_THE PROBLEM_.
Below are some records: retype them all exactly, but not the pictures.

_MATERIAL FOR THIS EXERCISE_.

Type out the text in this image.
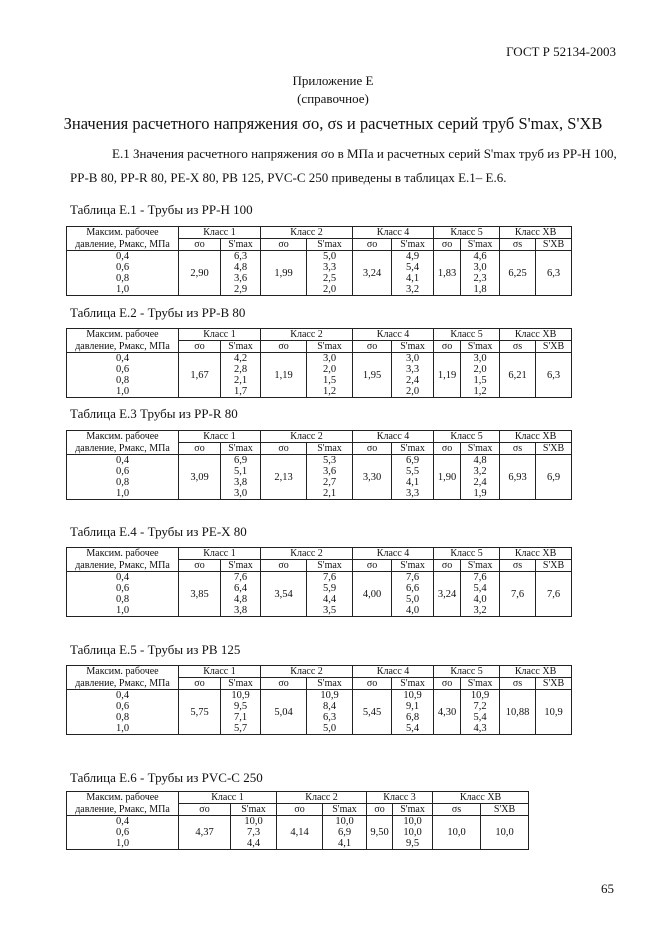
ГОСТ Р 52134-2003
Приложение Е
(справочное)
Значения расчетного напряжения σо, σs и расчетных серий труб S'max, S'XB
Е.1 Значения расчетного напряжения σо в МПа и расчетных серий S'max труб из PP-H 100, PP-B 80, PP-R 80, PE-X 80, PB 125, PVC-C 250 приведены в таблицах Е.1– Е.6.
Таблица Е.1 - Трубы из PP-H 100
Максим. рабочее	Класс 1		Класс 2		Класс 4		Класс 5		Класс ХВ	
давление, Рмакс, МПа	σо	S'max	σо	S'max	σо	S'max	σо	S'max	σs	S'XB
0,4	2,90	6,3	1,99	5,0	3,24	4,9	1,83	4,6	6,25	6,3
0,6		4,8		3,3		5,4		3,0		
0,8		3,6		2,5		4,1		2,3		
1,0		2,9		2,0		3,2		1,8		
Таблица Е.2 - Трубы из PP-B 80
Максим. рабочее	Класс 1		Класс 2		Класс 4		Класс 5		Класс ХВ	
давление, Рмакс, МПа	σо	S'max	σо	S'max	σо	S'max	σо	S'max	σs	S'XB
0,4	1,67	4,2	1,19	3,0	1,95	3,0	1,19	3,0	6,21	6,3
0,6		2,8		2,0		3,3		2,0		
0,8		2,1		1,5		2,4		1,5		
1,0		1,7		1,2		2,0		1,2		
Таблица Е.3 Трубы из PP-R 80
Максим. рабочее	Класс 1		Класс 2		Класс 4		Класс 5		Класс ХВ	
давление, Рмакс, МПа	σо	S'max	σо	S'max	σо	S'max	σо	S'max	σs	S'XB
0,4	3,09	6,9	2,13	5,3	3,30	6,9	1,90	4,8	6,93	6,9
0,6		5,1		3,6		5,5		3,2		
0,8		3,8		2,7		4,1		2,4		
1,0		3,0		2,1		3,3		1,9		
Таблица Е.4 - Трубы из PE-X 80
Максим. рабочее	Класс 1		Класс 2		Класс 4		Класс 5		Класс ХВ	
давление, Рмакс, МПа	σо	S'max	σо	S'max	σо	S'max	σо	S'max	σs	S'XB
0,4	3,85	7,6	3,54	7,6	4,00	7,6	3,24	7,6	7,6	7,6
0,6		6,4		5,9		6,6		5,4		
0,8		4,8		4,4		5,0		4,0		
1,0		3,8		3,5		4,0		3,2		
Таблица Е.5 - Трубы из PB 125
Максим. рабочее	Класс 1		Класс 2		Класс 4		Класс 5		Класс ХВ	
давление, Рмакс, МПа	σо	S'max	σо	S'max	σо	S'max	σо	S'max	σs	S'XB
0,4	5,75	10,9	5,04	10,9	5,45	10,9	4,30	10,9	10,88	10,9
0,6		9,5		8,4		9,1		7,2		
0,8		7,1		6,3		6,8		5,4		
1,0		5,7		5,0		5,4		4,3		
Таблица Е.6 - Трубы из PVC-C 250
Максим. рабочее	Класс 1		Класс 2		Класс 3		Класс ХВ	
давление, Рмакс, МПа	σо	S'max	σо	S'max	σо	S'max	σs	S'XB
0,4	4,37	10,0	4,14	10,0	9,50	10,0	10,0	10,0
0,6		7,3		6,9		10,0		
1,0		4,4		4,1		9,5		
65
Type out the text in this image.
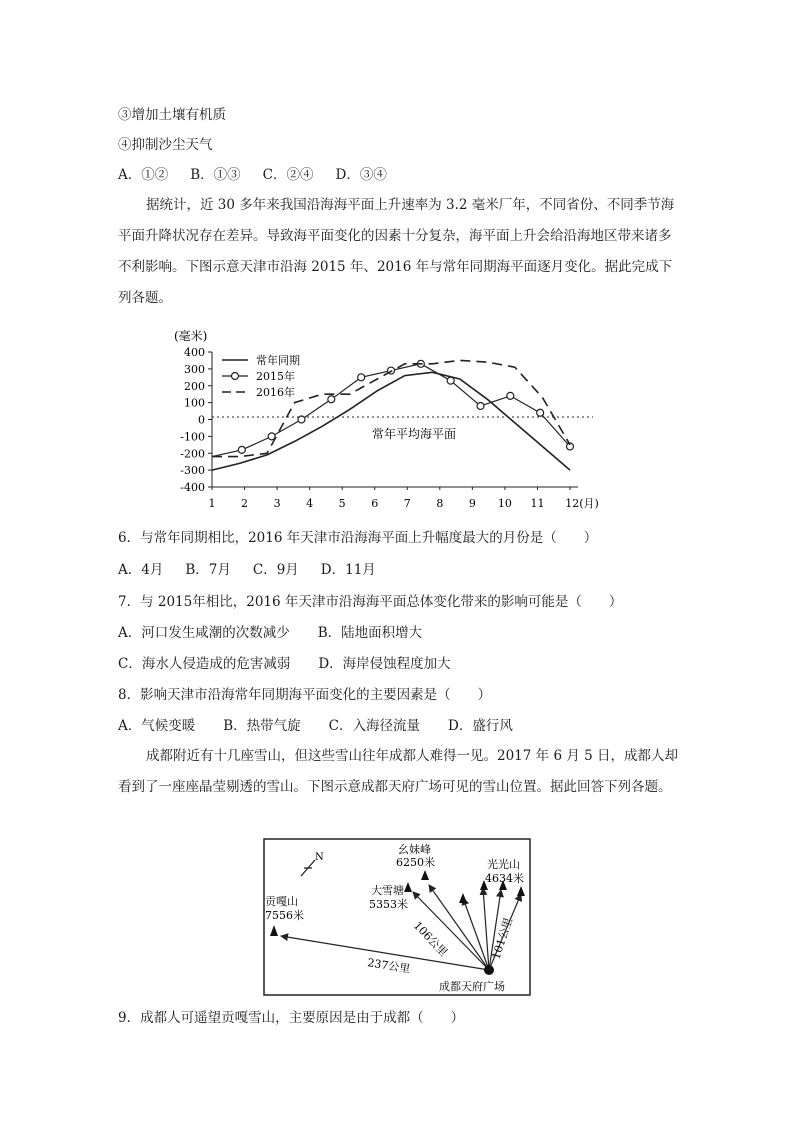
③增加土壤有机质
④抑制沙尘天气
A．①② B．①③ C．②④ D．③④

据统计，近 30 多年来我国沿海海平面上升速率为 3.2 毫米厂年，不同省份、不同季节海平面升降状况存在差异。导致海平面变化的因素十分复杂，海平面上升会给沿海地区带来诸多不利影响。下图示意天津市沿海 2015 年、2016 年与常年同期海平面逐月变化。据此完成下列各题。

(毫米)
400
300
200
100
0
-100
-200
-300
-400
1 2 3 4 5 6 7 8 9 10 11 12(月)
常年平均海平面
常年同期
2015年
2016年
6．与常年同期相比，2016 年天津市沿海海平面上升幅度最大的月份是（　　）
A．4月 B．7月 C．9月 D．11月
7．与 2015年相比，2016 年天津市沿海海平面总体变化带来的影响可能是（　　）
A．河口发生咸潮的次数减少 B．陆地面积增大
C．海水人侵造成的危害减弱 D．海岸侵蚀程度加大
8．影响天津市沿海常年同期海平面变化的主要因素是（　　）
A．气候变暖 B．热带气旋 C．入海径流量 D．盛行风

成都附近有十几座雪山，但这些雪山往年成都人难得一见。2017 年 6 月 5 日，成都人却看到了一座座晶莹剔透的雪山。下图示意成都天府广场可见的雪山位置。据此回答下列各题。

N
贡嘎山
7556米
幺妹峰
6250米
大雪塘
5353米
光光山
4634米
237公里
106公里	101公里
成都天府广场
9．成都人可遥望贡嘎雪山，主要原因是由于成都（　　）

_RESULT OF THE EXERCISE_.
Type out the text in this image.
ГОСТ Р 52134-2003
Приложение Е
(справочное)
Значения расчетного напряжения σо, σs и расчетных серий труб S'max, S'XB
Е.1 Значения расчетного напряжения σо в МПа и расчетных серий S'max труб из PP-H 100, PP-B 80, PP-R 80, PE-X 80, PB 125, PVC-C 250 приведены в таблицах Е.1– Е.6.
Таблица Е.1 - Трубы из PP-H 100
Максим. рабочее	Класс 1		Класс 2		Класс 4		Класс 5		Класс ХВ	
давление, Рмакс, МПа	σо	S'max	σо	S'max	σо	S'max	σо	S'max	σs	S'XB
0,4	2,90	6,3	1,99	5,0	3,24	4,9	1,83	4,6	6,25	6,3
0,6		4,8		3,3		5,4		3,0		
0,8		3,6		2,5		4,1		2,3		
1,0		2,9		2,0		3,2		1,8		
Таблица Е.2 - Трубы из PP-B 80
Максим. рабочее	Класс 1		Класс 2		Класс 4		Класс 5		Класс ХВ	
давление, Рмакс, МПа	σо	S'max	σо	S'max	σо	S'max	σо	S'max	σs	S'XB
0,4	1,67	4,2	1,19	3,0	1,95	3,0	1,19	3,0	6,21	6,3
0,6		2,8		2,0		3,3		2,0		
0,8		2,1		1,5		2,4		1,5		
1,0		1,7		1,2		2,0		1,2		
Таблица Е.3 Трубы из PP-R 80
Максим. рабочее	Класс 1		Класс 2		Класс 4		Класс 5		Класс ХВ	
давление, Рмакс, МПа	σо	S'max	σо	S'max	σо	S'max	σо	S'max	σs	S'XB
0,4	3,09	6,9	2,13	5,3	3,30	6,9	1,90	4,8	6,93	6,9
0,6		5,1		3,6		5,5		3,2		
0,8		3,8		2,7		4,1		2,4		
1,0		3,0		2,1		3,3		1,9		
Таблица Е.4 - Трубы из PE-X 80
Максим. рабочее	Класс 1		Класс 2		Класс 4		Класс 5		Класс ХВ	
давление, Рмакс, МПа	σо	S'max	σо	S'max	σо	S'max	σо	S'max	σs	S'XB
0,4	3,85	7,6	3,54	7,6	4,00	7,6	3,24	7,6	7,6	7,6
0,6		6,4		5,9		6,6		5,4		
0,8		4,8		4,4		5,0		4,0		
1,0		3,8		3,5		4,0		3,2		
Таблица Е.5 - Трубы из PB 125
Максим. рабочее	Класс 1		Класс 2		Класс 4		Класс 5		Класс ХВ	
давление, Рмакс, МПа	σо	S'max	σо	S'max	σо	S'max	σо	S'max	σs	S'XB
0,4	5,75	10,9	5,04	10,9	5,45	10,9	4,30	10,9	10,88	10,9
0,6		9,5		8,4		9,1		7,2		
0,8		7,1		6,3		6,8		5,4		
1,0		5,7		5,0		5,4		4,3		
Таблица Е.6 - Трубы из PVC-C 250
Максим. рабочее	Класс 1		Класс 2		Класс 3		Класс ХВ	
давление, Рмакс, МПа	σо	S'max	σо	S'max	σо	S'max	σs	S'XB
0,4	4,37	10,0	4,14	10,0	9,50	10,0	10,0	10,0
0,6		7,3		6,9		10,0		
1,0		4,4		4,1		9,5		
65
Type out the text in this image.
③增加土壤有机质
④抑制沙尘天气
A．①② B．①③ C．②④ D．③④

据统计，近 30 多年来我国沿海海平面上升速率为 3.2 毫米厂年，不同省份、不同季节海平面升降状况存在差异。导致海平面变化的因素十分复杂，海平面上升会给沿海地区带来诸多不利影响。下图示意天津市沿海 2015 年、2016 年与常年同期海平面逐月变化。据此完成下列各题。

(毫米)
400
300
200
100
0
-100
-200
-300
-400
1 2 3 4 5 6 7 8 9 10 11 12(月)
常年平均海平面
常年同期
2015年
2016年
6．与常年同期相比，2016 年天津市沿海海平面上升幅度最大的月份是（　　）
A．4月 B．7月 C．9月 D．11月
7．与 2015年相比，2016 年天津市沿海海平面总体变化带来的影响可能是（　　）
A．河口发生咸潮的次数减少 B．陆地面积增大
C．海水人侵造成的危害减弱 D．海岸侵蚀程度加大
8．影响天津市沿海常年同期海平面变化的主要因素是（　　）
A．气候变暖 B．热带气旋 C．入海径流量 D．盛行风

成都附近有十几座雪山，但这些雪山往年成都人难得一见。2017 年 6 月 5 日，成都人却看到了一座座晶莹剔透的雪山。下图示意成都天府广场可见的雪山位置。据此回答下列各题。

N
贡嘎山
7556米
幺妹峰
6250米
大雪塘
5353米
光光山
4634米
237公里
106公里	101公里
成都天府广场
9．成都人可遥望贡嘎雪山，主要原因是由于成都（　　）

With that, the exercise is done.